# Passage given
____
Diffusion policy loss: \(\mathcal{L} = \text{MSE}(\mathcal{E}^k, \pi(\mathcal{O}, \mathcal{M}, \mathcal{A}^0 + \mathcal{E}^k, k))\), where \(\mathcal{E}^k\) is the noise at step \(k\), and \(\mathcal{A}^0\) represents the ground-truth actions. The policy is trained with 500 expert demonstrations per task. During lifelong learning, successful interaction trajectories are mixed with 20 expert demonstrations to fine-tune the MPM, preventing catastrophic forgetting.

Key Experimental Results

Main Results

Average success rate across 9 RoboMimic tasks:

Method Avg. Success Rate Features
OpenVLA 38.0% End-to-end, no self-correction
Task-conditioned 41.8% Task description conditioned
Subgoal Self-reflection 48.0% Semantic-level self-correction
Phoenix (Ours) 57.8% Motion-level self-correction
Human Intervention (Oracle) 78.9% Human correction upper bound

Representative task comparison:

Method Coffee_D0 ThreePieceAssembly_D0 Threading_D0
Motion-conditioned 68% 30% 58%
Subgoal Self-reflection 80% 34% 80%
Phoenix 94% 52% 68%

Ablation Study

Configuration Avg. Success Rate Description
Motion-conditioned (No self-correction) 46.9% Baseline
Expert-Correction joint training 49.6% Shared model
Joint training + Self-reflection 51.3% Shared model + reflection
Phoenix (Decoupled MPM+MCM) 57.8% Decoupled design is optimal

Key Findings

  • Motion Instructions > Subgoals: Motion-conditioned performs better on long-horizon tasks (StackThree: 38% vs. 24%) compared to Subgoal-conditioned, indicating that motion instructions provide more direct execution guidance.
  • Decoupled Modules > Joint Training: Decoupled training of MPM and MCM outperforms the joint training strategy by 6.5%. When data sizes differ significantly (160k vs. 16k), joint training fails to balance both tasks.
  • Lifelong Learning is Effective: After 30 interaction rounds, the success rate increases from 60% to 75% (in-distribution) and generalizes well to tasks involving positional perturbations.
  • Real-World Feasibility: In real-world experiments, Phoenix significantly outperforms Motion-conditioned under positional perturbations (55% vs. 35%) and background changes (45% vs. 30%).

Highlights & Insights

  • Elegance of Motion Instructions as Intermediate Representation: 37 instructions cover all combinations of arm directions \(\times\) gripper states. This is neither too abstract (e.g., "put something down") nor too detailed (e.g., joint angles), presenting the optimal interface between MLLMs and low-level policies.
  • System 1/2 Analogy: The dual-process design of MPM (fast and efficient) + MCM (slow but accurate) directly maps to dual-process theory in cognitive science, ensuring low latency in standard situations and high-quality corrections during anomalies.
  • Bootstrapping through Lifelong Learning: Leveraging self-corrected success trajectories to bolster the prediction module establishes a virtuous cycle—as the expertise from MCM corrections is incorporated into MPM, future predictions become more accurate, reducing the need for corrective interventions.
____
# Collected data
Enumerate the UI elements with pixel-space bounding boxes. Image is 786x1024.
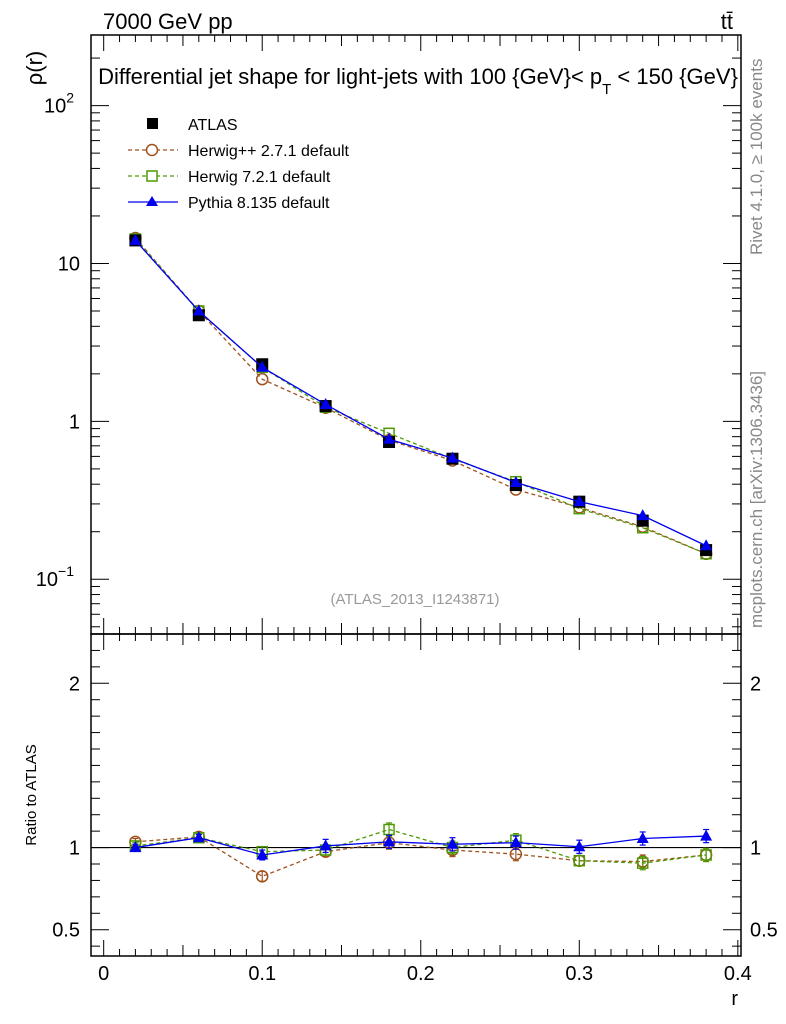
____
# Task to complete
Edit the Phoenix write-up from "Key Findings" to "balance both tasks.", swapping "long-horizon tasks" for "extended tasks". The material stands apart from the Phoenix write-up.

# Task result
Key Findings

  • Motion Instructions > Subgoals: Motion-conditioned performs better on extended tasks (StackThree: 38% vs. 24%) compared to Subgoal-conditioned, indicating that motion instructions provide more direct execution guidance.
  • Decoupled Modules > Joint Training: Decoupled training of MPM and MCM outperforms the joint training strategy by 6.5%. When data sizes differ significantly (160k vs. 16k), joint training fails to balance both tasks.